Stored data entries:
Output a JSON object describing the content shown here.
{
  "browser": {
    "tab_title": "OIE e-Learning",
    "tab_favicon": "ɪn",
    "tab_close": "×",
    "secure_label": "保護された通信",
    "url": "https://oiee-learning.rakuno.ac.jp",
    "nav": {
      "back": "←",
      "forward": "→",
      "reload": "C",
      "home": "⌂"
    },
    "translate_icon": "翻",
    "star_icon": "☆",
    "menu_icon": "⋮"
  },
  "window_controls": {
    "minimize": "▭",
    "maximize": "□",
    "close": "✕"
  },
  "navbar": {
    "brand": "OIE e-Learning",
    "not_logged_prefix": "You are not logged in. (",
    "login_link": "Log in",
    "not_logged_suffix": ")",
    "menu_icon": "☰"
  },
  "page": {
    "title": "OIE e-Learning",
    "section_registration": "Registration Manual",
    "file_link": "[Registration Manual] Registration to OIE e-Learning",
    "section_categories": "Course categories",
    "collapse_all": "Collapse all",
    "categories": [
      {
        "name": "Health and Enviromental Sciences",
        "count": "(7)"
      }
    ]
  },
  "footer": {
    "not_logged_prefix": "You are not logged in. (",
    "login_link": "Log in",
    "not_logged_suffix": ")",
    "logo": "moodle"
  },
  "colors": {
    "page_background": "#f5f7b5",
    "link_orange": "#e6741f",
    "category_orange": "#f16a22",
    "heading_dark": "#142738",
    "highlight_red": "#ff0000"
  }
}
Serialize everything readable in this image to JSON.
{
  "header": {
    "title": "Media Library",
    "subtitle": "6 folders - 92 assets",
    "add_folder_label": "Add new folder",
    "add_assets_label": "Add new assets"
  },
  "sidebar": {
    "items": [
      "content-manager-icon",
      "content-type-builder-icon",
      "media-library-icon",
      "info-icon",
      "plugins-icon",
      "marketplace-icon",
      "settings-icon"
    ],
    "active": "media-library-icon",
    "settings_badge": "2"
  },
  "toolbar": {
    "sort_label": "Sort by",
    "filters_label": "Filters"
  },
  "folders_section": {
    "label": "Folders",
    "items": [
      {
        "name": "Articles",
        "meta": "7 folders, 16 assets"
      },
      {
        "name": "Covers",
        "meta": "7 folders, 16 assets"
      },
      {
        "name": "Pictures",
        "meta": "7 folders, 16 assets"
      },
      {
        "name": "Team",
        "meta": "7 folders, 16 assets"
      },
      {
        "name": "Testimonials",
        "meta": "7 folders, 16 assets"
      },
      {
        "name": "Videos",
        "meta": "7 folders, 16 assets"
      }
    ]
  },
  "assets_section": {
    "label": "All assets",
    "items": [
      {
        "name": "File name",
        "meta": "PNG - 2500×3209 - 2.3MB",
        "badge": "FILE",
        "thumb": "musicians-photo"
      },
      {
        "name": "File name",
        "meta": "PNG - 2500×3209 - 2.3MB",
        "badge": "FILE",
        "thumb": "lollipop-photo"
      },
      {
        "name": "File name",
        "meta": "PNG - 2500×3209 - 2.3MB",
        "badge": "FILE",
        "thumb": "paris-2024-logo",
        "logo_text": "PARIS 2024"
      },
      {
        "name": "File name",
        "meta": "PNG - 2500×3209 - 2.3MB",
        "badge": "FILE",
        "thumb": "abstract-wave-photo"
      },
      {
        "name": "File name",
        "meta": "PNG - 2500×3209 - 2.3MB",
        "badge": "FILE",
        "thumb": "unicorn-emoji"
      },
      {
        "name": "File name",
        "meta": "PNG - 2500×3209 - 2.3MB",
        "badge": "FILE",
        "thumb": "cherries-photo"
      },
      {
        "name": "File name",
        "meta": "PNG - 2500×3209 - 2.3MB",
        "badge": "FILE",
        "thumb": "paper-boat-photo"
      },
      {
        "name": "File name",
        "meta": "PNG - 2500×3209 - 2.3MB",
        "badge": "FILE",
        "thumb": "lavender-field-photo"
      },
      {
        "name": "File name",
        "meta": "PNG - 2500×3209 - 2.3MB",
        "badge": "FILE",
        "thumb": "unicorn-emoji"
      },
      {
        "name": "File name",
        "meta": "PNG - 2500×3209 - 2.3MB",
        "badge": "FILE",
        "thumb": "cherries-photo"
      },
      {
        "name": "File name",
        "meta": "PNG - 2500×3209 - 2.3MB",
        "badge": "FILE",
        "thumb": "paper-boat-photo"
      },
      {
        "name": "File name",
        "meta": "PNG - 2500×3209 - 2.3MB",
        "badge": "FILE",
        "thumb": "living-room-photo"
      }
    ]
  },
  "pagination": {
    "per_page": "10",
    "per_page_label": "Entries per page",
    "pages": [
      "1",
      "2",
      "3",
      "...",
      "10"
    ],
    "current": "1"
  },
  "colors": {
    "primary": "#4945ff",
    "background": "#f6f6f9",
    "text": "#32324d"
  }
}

WHAT TO PRODUCE: Reproduce the complete data exactly as presented above.

RESULT FOR THIS TASK:
Output a JSON object describing the content shown here.
{
  "browser": {
    "tab_title": "OIE e-Learning",
    "tab_favicon": "ɪn",
    "tab_close": "×",
    "secure_label": "保護された通信",
    "url": "https://oiee-learning.rakuno.ac.jp",
    "nav": {
      "back": "←",
      "forward": "→",
      "reload": "C",
      "home": "⌂"
    },
    "translate_icon": "翻",
    "star_icon": "☆",
    "menu_icon": "⋮"
  },
  "window_controls": {
    "minimize": "▭",
    "maximize": "□",
    "close": "✕"
  },
  "navbar": {
    "brand": "OIE e-Learning",
    "not_logged_prefix": "You are not logged in. (",
    "login_link": "Log in",
    "not_logged_suffix": ")",
    "menu_icon": "☰"
  },
  "page": {
    "title": "OIE e-Learning",
    "section_registration": "Registration Manual",
    "file_link": "[Registration Manual] Registration to OIE e-Learning",
    "section_categories": "Course categories",
    "collapse_all": "Collapse all",
    "categories": [
      {
        "name": "Health and Enviromental Sciences",
        "count": "(7)"
      }
    ]
  },
  "footer": {
    "not_logged_prefix": "You are not logged in. (",
    "login_link": "Log in",
    "not_logged_suffix": ")",
    "logo": "moodle"
  },
  "colors": {
    "page_background": "#f5f7b5",
    "link_orange": "#e6741f",
    "category_orange": "#f16a22",
    "heading_dark": "#142738",
    "highlight_red": "#ff0000"
  }
}
Serialize everything readable in this image to JSON.
{
  "header": {
    "title": "Media Library",
    "subtitle": "6 folders - 92 assets",
    "add_folder_label": "Add new folder",
    "add_assets_label": "Add new assets"
  },
  "sidebar": {
    "items": [
      "content-manager-icon",
      "content-type-builder-icon",
      "media-library-icon",
      "info-icon",
      "plugins-icon",
      "marketplace-icon",
      "settings-icon"
    ],
    "active": "media-library-icon",
    "settings_badge": "2"
  },
  "toolbar": {
    "sort_label": "Sort by",
    "filters_label": "Filters"
  },
  "folders_section": {
    "label": "Folders",
    "items": [
      {
        "name": "Articles",
        "meta": "7 folders, 16 assets"
      },
      {
        "name": "Covers",
        "meta": "7 folders, 16 assets"
      },
      {
        "name": "Pictures",
        "meta": "7 folders, 16 assets"
      },
      {
        "name": "Team",
        "meta": "7 folders, 16 assets"
      },
      {
        "name": "Testimonials",
        "meta": "7 folders, 16 assets"
      },
      {
        "name": "Videos",
        "meta": "7 folders, 16 assets"
      }
    ]
  },
  "assets_section": {
    "label": "All assets",
    "items": [
      {
        "name": "File name",
        "meta": "PNG - 2500×3209 - 2.3MB",
        "badge": "FILE",
        "thumb": "musicians-photo"
      },
      {
        "name": "File name",
        "meta": "PNG - 2500×3209 - 2.3MB",
        "badge": "FILE",
        "thumb": "lollipop-photo"
      },
      {
        "name": "File name",
        "meta": "PNG - 2500×3209 - 2.3MB",
        "badge": "FILE",
        "thumb": "paris-2024-logo",
        "logo_text": "PARIS 2024"
      },
      {
        "name": "File name",
        "meta": "PNG - 2500×3209 - 2.3MB",
        "badge": "FILE",
        "thumb": "abstract-wave-photo"
      },
      {
        "name": "File name",
        "meta": "PNG - 2500×3209 - 2.3MB",
        "badge": "FILE",
        "thumb": "unicorn-emoji"
      },
      {
        "name": "File name",
        "meta": "PNG - 2500×3209 - 2.3MB",
        "badge": "FILE",
        "thumb": "cherries-photo"
      },
      {
        "name": "File name",
        "meta": "PNG - 2500×3209 - 2.3MB",
        "badge": "FILE",
        "thumb": "paper-boat-photo"
      },
      {
        "name": "File name",
        "meta": "PNG - 2500×3209 - 2.3MB",
        "badge": "FILE",
        "thumb": "lavender-field-photo"
      },
      {
        "name": "File name",
        "meta": "PNG - 2500×3209 - 2.3MB",
        "badge": "FILE",
        "thumb": "unicorn-emoji"
      },
      {
        "name": "File name",
        "meta": "PNG - 2500×3209 - 2.3MB",
        "badge": "FILE",
        "thumb": "cherries-photo"
      },
      {
        "name": "File name",
        "meta": "PNG - 2500×3209 - 2.3MB",
        "badge": "FILE",
        "thumb": "paper-boat-photo"
      },
      {
        "name": "File name",
        "meta": "PNG - 2500×3209 - 2.3MB",
        "badge": "FILE",
        "thumb": "living-room-photo"
      }
    ]
  },
  "pagination": {
    "per_page": "10",
    "per_page_label": "Entries per page",
    "pages": [
      "1",
      "2",
      "3",
      "...",
      "10"
    ],
    "current": "1"
  },
  "colors": {
    "primary": "#4945ff",
    "background": "#f6f6f9",
    "text": "#32324d"
  }
}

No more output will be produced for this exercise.